-- begin --

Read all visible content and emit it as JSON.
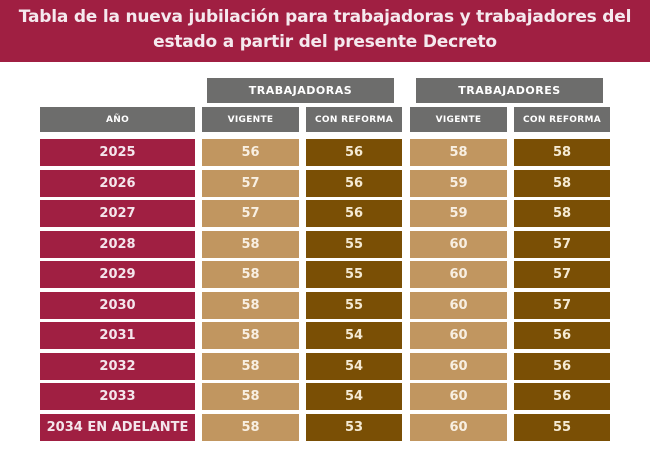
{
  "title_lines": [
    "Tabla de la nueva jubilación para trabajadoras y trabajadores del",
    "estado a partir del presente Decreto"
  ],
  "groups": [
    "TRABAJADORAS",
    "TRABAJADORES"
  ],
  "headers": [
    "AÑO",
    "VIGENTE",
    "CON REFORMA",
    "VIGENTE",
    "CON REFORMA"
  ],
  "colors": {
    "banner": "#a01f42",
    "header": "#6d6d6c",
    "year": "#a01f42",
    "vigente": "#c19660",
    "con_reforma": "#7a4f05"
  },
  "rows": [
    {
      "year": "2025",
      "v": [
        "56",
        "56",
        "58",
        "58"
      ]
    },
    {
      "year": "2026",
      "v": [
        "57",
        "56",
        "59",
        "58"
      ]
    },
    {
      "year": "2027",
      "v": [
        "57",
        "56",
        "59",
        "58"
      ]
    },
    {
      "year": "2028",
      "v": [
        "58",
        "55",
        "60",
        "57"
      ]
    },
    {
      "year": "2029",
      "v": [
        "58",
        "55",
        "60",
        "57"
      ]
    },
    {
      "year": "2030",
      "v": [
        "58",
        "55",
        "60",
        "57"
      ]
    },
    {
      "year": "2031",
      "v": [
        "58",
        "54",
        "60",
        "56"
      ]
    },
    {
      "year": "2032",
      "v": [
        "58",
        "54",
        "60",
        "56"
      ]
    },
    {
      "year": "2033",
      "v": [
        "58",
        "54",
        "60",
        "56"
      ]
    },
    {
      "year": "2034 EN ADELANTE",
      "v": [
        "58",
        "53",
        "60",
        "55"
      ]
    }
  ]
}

-- end --
-- begin --

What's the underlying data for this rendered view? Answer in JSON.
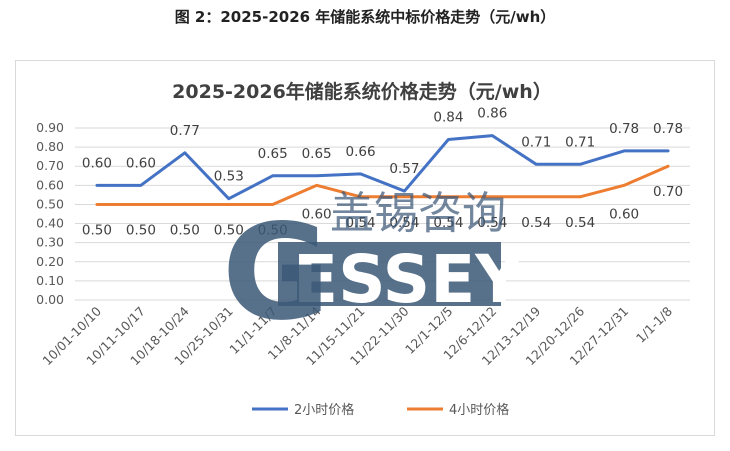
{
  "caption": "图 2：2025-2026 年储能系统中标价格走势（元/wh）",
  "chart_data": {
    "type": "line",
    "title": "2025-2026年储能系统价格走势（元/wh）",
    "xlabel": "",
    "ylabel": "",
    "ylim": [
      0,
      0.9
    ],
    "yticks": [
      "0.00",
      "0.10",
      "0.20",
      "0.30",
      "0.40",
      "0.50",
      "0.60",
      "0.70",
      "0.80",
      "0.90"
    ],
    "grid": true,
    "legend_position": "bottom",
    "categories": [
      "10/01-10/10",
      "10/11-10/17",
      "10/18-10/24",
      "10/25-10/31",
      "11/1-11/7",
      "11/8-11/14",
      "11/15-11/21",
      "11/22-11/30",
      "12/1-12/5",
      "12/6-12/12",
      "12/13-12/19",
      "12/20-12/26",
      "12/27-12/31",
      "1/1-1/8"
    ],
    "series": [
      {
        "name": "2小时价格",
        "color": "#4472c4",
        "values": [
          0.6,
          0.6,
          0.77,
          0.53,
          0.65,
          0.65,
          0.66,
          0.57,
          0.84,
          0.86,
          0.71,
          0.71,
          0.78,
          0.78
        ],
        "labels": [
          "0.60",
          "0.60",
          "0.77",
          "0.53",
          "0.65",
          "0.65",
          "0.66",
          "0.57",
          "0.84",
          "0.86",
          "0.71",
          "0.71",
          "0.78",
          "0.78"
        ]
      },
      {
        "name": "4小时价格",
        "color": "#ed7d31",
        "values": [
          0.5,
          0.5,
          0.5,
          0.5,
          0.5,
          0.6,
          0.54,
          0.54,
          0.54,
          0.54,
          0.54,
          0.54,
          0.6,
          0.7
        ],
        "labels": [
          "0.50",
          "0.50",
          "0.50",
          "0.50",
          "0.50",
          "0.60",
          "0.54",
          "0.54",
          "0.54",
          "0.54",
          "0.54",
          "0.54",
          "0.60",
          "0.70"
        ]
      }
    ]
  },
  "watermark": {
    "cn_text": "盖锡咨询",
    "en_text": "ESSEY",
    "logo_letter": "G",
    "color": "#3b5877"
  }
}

-- end --

WORK TO DO:
Where a line above includes "JSON", copy that line.

EXERCISE RESPONSE:
Read all visible content and emit it as JSON.
What's the underlying data for this rendered view? Answer in JSON.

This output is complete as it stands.